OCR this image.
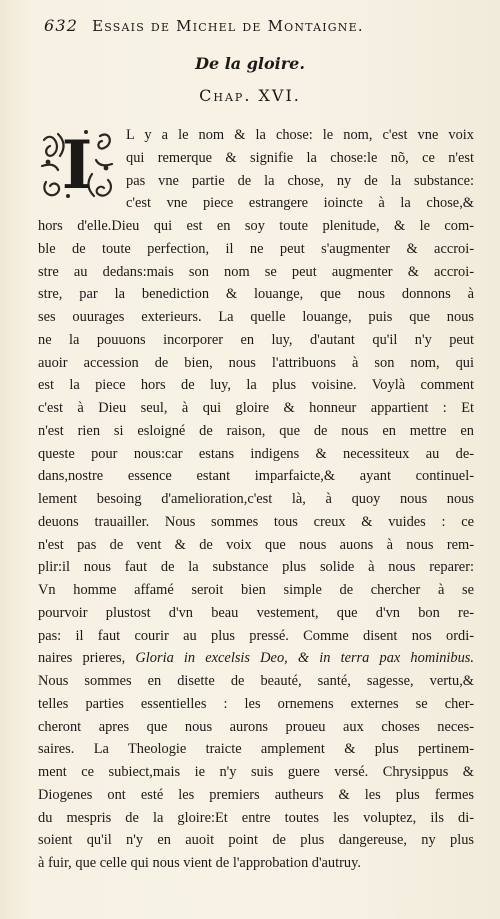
632 Essais de Michel de Montaigne.
De la gloire.
Chap. XVI.
I L y a le nom & la chose: le nom, c'est vne voix
qui remerque & signifie la chose:le nõ, ce n'est
pas vne partie de la chose, ny de la substance:
c'est vne piece estrangere ioincte à la chose,&
hors d'elle.Dieu qui est en soy toute plenitude, & le com-
ble de toute perfection, il ne peut s'augmenter & accroi-
stre au dedans:mais son nom se peut augmenter & accroi-
stre, par la benediction & louange, que nous donnons à
ses ouurages exterieurs. La quelle louange, puis que nous
ne la pouuons incorporer en luy, d'autant qu'il n'y peut
auoir accession de bien, nous l'attribuons à son nom, qui
est la piece hors de luy, la plus voisine. Voylà comment
c'est à Dieu seul, à qui gloire & honneur appartient : Et
n'est rien si esloigné de raison, que de nous en mettre en
queste pour nous:car estans indigens & necessiteux au de-
dans,nostre essence estant imparfaicte,& ayant continuel-
lement besoing d'amelioration,c'est là, à quoy nous nous
deuons trauailler. Nous sommes tous creux & vuides : ce
n'est pas de vent & de voix que nous auons à nous rem-
plir:il nous faut de la substance plus solide à nous reparer:
Vn homme affamé seroit bien simple de chercher à se
pourvoir plustost d'vn beau vestement, que d'vn bon re-
pas: il faut courir au plus pressé. Comme disent nos ordi-
naires prieres, Gloria in excelsis Deo, & in terra pax hominibus.
Nous sommes en disette de beauté, santé, sagesse, vertu,&
telles parties essentielles : les ornemens externes se cher-
cheront apres que nous aurons proueu aux choses neces-
saires. La Theologie traicte amplement & plus pertinem-
ment ce subiect,mais ie n'y suis guere versé. Chrysippus &
Diogenes ont esté les premiers autheurs & les plus fermes
du mespris de la gloire:Et entre toutes les voluptez, ils di-
soient qu'il n'y en auoit point de plus dangereuse, ny plus
à fuir, que celle qui nous vient de l'approbation d'autruy.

==================================================

- [Task instructions]: The material above is to be repeated word for word, with no images kept.

- [Solution for this problem]:
OCR this image.
632 Essais de Michel de Montaigne.
De la gloire.
Chap. XVI.
I L y a le nom & la chose: le nom, c'est vne voix
qui remerque & signifie la chose:le nõ, ce n'est
pas vne partie de la chose, ny de la substance:
c'est vne piece estrangere ioincte à la chose,&
hors d'elle.Dieu qui est en soy toute plenitude, & le com-
ble de toute perfection, il ne peut s'augmenter & accroi-
stre au dedans:mais son nom se peut augmenter & accroi-
stre, par la benediction & louange, que nous donnons à
ses ouurages exterieurs. La quelle louange, puis que nous
ne la pouuons incorporer en luy, d'autant qu'il n'y peut
auoir accession de bien, nous l'attribuons à son nom, qui
est la piece hors de luy, la plus voisine. Voylà comment
c'est à Dieu seul, à qui gloire & honneur appartient : Et
n'est rien si esloigné de raison, que de nous en mettre en
queste pour nous:car estans indigens & necessiteux au de-
dans,nostre essence estant imparfaicte,& ayant continuel-
lement besoing d'amelioration,c'est là, à quoy nous nous
deuons trauailler. Nous sommes tous creux & vuides : ce
n'est pas de vent & de voix que nous auons à nous rem-
plir:il nous faut de la substance plus solide à nous reparer:
Vn homme affamé seroit bien simple de chercher à se
pourvoir plustost d'vn beau vestement, que d'vn bon re-
pas: il faut courir au plus pressé. Comme disent nos ordi-
naires prieres, Gloria in excelsis Deo, & in terra pax hominibus.
Nous sommes en disette de beauté, santé, sagesse, vertu,&
telles parties essentielles : les ornemens externes se cher-
cheront apres que nous aurons proueu aux choses neces-
saires. La Theologie traicte amplement & plus pertinem-
ment ce subiect,mais ie n'y suis guere versé. Chrysippus &
Diogenes ont esté les premiers autheurs & les plus fermes
du mespris de la gloire:Et entre toutes les voluptez, ils di-
soient qu'il n'y en auoit point de plus dangereuse, ny plus
à fuir, que celle qui nous vient de l'approbation d'autruy.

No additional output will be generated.